# start of Data

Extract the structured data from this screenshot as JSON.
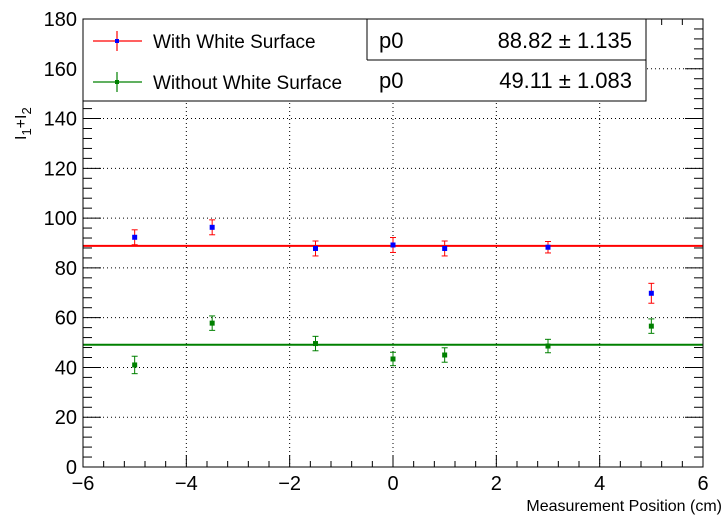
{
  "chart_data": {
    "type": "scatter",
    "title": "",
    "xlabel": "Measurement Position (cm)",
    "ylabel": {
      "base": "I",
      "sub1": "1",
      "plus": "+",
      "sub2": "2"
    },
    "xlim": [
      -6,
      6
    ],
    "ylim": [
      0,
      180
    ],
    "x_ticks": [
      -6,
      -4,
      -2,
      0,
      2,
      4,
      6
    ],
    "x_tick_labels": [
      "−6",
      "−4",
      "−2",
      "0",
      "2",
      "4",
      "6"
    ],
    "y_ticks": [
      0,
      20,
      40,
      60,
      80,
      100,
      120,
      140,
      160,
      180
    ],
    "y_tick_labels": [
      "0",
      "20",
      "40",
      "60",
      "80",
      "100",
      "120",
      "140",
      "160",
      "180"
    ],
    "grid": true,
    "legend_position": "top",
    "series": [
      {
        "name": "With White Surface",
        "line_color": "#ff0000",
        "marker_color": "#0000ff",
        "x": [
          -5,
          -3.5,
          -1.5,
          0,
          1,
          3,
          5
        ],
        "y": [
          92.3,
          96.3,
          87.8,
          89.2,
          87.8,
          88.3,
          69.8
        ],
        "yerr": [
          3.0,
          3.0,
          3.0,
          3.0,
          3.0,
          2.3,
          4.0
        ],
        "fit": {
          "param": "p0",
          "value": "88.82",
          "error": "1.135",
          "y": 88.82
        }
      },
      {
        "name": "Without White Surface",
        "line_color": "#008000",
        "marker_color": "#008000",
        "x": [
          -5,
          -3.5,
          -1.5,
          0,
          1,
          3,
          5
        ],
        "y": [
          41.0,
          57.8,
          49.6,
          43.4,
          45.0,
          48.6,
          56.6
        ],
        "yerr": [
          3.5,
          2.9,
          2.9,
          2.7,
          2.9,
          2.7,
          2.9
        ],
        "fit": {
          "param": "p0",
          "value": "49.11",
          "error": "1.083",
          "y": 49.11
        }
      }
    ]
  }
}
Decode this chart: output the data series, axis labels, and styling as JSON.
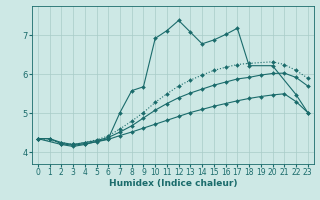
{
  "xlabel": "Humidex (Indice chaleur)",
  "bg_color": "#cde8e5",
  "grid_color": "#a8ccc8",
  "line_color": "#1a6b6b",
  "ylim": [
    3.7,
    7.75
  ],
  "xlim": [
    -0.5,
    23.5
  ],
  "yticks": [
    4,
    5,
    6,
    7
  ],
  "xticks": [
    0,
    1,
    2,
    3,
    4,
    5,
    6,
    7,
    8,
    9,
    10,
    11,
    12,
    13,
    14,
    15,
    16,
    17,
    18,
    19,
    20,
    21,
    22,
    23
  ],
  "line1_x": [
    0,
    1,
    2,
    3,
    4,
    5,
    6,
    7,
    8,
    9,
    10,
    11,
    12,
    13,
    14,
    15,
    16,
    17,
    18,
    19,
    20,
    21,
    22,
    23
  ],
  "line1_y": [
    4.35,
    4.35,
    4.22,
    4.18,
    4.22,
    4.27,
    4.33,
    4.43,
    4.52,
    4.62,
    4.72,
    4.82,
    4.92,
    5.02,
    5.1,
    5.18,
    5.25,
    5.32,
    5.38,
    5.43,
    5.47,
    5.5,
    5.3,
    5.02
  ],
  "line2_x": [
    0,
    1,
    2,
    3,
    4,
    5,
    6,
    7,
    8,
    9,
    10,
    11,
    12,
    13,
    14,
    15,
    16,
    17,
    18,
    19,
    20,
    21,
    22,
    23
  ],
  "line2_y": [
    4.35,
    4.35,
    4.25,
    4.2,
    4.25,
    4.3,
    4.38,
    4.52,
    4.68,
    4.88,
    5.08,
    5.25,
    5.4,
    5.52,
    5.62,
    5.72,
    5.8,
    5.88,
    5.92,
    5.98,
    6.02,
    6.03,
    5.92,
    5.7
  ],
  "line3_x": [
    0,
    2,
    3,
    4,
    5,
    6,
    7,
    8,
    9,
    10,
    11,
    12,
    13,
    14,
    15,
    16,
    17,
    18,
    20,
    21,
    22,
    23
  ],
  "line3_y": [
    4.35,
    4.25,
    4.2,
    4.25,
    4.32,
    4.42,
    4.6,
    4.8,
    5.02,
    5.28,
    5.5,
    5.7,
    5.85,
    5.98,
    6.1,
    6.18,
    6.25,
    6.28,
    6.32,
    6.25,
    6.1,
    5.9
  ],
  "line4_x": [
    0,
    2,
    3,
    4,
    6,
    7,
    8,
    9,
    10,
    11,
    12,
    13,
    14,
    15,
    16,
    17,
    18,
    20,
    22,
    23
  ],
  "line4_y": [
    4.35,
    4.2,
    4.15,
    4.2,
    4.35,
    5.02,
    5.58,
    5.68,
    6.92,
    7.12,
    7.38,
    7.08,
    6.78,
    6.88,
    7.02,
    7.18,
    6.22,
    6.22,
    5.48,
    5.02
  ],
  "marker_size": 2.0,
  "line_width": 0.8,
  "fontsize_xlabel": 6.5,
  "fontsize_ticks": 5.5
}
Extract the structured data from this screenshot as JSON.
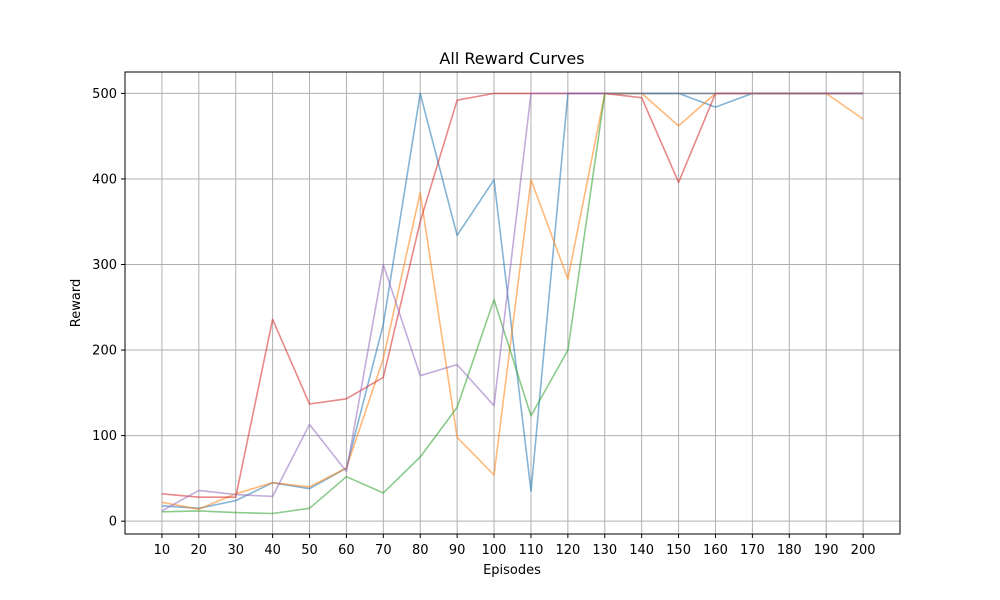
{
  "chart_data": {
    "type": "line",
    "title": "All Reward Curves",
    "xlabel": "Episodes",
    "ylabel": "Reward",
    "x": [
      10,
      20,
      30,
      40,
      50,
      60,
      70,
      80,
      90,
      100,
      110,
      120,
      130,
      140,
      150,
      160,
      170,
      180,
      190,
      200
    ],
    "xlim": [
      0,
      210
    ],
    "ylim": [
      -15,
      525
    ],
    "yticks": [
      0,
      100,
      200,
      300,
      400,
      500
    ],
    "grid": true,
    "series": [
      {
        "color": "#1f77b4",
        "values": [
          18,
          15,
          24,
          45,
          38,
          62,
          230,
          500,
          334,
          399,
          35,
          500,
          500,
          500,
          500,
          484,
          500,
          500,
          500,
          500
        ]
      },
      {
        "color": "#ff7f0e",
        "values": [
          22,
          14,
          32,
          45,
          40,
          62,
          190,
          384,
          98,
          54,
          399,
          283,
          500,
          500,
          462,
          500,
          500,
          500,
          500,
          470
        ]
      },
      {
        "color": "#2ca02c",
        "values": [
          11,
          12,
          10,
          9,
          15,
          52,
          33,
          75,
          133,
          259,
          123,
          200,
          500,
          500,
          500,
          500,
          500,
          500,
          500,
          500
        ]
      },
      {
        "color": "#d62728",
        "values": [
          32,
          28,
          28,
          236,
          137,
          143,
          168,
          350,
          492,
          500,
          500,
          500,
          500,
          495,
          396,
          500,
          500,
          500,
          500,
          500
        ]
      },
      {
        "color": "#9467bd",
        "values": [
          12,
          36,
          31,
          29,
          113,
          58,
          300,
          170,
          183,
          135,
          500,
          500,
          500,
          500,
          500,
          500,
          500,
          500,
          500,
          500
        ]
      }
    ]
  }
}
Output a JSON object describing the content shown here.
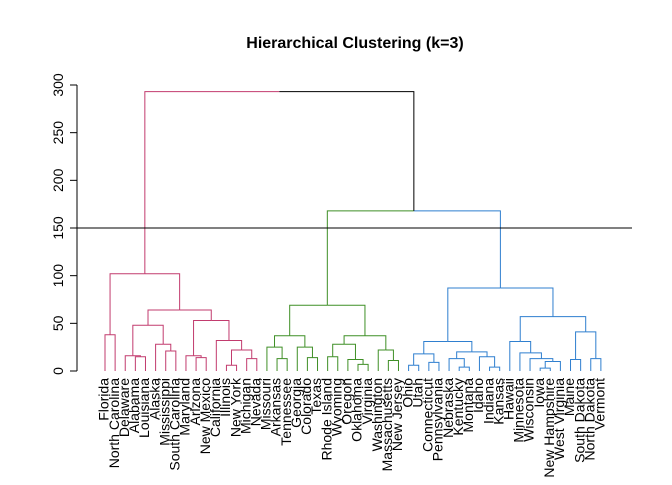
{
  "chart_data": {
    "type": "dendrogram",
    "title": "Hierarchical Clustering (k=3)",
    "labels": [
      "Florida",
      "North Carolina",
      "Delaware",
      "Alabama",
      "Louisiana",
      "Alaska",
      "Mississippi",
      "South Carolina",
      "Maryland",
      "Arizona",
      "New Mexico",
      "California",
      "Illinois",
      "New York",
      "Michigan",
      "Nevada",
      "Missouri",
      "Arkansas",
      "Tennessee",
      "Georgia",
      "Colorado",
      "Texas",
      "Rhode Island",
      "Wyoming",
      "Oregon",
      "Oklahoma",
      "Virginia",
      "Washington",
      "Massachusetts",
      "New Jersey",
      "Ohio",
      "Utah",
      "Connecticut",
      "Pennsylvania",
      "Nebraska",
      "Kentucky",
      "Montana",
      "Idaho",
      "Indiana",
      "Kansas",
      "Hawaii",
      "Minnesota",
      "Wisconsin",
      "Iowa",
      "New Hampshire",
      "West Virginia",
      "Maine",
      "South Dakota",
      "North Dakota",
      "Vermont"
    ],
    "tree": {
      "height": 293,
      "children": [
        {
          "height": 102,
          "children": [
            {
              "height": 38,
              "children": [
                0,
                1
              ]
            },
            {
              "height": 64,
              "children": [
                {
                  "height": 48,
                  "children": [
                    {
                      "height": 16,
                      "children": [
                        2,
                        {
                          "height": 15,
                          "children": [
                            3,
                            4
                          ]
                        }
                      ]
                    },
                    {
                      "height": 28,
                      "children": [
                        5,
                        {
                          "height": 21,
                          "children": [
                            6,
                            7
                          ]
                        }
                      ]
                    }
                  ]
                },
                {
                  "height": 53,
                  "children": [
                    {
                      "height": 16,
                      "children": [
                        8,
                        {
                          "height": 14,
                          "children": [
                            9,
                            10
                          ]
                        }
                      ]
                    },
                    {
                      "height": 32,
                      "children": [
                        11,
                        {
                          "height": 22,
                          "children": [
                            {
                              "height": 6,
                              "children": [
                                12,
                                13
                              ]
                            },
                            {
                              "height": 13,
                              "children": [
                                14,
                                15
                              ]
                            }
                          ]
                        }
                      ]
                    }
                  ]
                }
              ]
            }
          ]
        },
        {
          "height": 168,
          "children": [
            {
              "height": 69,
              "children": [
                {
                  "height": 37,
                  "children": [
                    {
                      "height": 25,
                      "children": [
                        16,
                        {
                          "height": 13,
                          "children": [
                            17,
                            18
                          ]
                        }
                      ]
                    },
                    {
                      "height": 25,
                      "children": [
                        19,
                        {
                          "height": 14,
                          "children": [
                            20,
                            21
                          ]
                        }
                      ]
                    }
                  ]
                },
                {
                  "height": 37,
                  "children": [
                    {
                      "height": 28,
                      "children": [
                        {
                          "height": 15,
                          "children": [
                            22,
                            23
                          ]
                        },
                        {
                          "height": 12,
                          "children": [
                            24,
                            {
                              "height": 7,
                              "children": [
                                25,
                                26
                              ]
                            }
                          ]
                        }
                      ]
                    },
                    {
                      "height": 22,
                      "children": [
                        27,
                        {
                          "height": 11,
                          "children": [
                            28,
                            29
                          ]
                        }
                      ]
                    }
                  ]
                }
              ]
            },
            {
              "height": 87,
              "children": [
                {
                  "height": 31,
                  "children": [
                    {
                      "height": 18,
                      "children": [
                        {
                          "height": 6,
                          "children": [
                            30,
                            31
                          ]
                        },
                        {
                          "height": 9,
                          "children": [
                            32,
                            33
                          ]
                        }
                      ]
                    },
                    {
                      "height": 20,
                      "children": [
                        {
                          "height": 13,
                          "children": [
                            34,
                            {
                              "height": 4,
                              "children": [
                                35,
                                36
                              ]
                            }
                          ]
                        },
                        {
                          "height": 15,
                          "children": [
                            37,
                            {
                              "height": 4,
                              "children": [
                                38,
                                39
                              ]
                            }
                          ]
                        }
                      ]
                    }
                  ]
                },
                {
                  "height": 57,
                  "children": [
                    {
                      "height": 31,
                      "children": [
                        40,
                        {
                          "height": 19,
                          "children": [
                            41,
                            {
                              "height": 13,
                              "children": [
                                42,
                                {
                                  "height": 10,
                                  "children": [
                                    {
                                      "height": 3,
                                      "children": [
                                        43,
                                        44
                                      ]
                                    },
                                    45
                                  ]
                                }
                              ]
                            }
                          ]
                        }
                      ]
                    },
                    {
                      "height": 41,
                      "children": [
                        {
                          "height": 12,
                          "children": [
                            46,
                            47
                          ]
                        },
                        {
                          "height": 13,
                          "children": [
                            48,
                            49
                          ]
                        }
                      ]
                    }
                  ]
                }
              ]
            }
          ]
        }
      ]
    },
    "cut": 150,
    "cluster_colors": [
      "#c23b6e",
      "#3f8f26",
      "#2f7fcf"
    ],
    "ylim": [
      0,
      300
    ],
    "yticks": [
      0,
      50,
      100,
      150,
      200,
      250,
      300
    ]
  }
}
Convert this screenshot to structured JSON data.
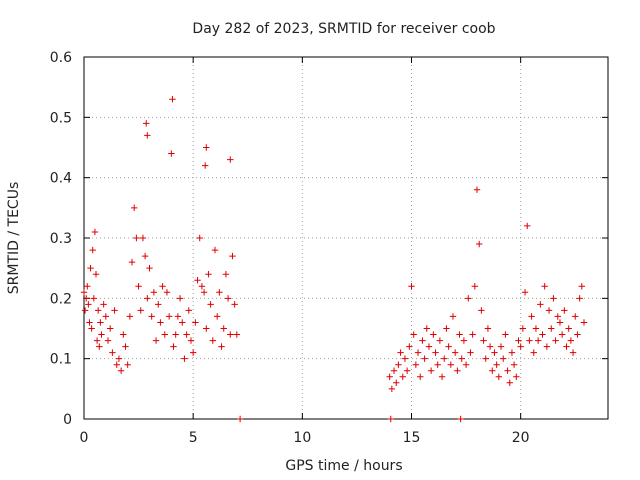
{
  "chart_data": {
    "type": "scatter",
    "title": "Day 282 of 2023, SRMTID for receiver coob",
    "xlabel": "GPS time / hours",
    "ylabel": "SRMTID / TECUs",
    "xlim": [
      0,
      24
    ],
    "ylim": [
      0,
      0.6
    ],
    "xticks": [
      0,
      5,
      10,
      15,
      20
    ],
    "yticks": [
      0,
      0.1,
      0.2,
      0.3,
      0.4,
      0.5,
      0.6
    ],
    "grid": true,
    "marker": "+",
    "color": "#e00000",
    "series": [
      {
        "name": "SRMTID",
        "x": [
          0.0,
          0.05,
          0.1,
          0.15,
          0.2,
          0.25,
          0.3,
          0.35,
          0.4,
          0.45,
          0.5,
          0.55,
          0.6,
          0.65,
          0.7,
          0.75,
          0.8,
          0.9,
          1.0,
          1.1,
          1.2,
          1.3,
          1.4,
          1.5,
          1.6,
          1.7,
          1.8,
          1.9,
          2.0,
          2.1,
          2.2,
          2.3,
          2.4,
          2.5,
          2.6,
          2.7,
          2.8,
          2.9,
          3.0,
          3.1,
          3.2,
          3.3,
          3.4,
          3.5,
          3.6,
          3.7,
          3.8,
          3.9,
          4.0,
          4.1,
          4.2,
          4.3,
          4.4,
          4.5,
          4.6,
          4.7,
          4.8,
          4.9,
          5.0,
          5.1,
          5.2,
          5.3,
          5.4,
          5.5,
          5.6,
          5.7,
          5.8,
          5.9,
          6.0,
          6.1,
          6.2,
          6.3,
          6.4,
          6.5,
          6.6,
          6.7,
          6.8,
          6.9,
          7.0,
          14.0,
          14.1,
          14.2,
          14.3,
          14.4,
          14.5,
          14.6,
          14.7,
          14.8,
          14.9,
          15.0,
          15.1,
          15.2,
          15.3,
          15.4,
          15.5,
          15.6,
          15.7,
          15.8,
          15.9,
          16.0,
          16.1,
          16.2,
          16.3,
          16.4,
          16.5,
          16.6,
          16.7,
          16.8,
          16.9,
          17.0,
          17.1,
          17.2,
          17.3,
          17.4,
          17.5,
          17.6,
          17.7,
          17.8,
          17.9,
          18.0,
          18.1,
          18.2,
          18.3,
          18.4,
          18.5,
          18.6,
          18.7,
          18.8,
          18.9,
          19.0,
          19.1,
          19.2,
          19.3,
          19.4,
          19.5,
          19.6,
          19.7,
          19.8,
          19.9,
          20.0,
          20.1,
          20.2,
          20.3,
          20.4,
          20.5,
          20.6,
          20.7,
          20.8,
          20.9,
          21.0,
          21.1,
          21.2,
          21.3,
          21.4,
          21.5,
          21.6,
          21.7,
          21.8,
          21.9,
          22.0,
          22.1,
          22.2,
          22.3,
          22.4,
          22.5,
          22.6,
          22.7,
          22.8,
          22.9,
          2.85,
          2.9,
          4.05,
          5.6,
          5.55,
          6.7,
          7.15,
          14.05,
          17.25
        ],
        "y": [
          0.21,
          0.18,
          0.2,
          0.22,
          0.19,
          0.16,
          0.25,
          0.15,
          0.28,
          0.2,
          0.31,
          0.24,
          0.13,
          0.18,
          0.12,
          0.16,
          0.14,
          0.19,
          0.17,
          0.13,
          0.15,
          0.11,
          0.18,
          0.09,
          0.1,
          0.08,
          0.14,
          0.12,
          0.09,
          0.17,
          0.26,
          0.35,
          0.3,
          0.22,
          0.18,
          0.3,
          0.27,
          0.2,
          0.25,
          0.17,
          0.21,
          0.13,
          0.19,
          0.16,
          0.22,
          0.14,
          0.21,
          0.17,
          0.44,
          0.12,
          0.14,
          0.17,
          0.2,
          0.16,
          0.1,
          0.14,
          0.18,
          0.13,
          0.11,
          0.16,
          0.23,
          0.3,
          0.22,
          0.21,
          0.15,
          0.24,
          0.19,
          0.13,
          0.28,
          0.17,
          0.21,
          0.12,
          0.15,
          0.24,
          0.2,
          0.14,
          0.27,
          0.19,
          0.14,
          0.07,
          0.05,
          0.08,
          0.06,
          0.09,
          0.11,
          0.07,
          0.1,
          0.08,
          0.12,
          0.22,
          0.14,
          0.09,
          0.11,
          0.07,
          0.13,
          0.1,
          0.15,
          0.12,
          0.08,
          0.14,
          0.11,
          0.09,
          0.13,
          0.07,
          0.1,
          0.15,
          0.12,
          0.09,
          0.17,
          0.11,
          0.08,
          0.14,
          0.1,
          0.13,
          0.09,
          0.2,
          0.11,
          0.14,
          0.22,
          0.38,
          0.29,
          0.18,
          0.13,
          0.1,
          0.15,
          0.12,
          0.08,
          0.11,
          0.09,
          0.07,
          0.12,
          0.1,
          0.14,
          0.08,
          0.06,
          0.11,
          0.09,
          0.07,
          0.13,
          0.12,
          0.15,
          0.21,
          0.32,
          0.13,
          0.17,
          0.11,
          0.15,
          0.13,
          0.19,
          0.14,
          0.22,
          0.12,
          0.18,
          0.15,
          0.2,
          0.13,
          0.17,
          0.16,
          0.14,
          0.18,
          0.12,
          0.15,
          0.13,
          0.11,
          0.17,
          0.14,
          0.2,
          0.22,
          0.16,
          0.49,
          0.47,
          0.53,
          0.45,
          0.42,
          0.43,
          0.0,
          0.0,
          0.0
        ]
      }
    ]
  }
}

# end of Data

### Brief
Every line that holds the word "this" should be extracted.

### Solution
Extract the structured data from this screenshot as JSON.
Decode this chart: output the data series, axis labels, and styling as JSON.
Extract the structured data from this screenshot as JSON.
Convert this screenshot to structured JSON data.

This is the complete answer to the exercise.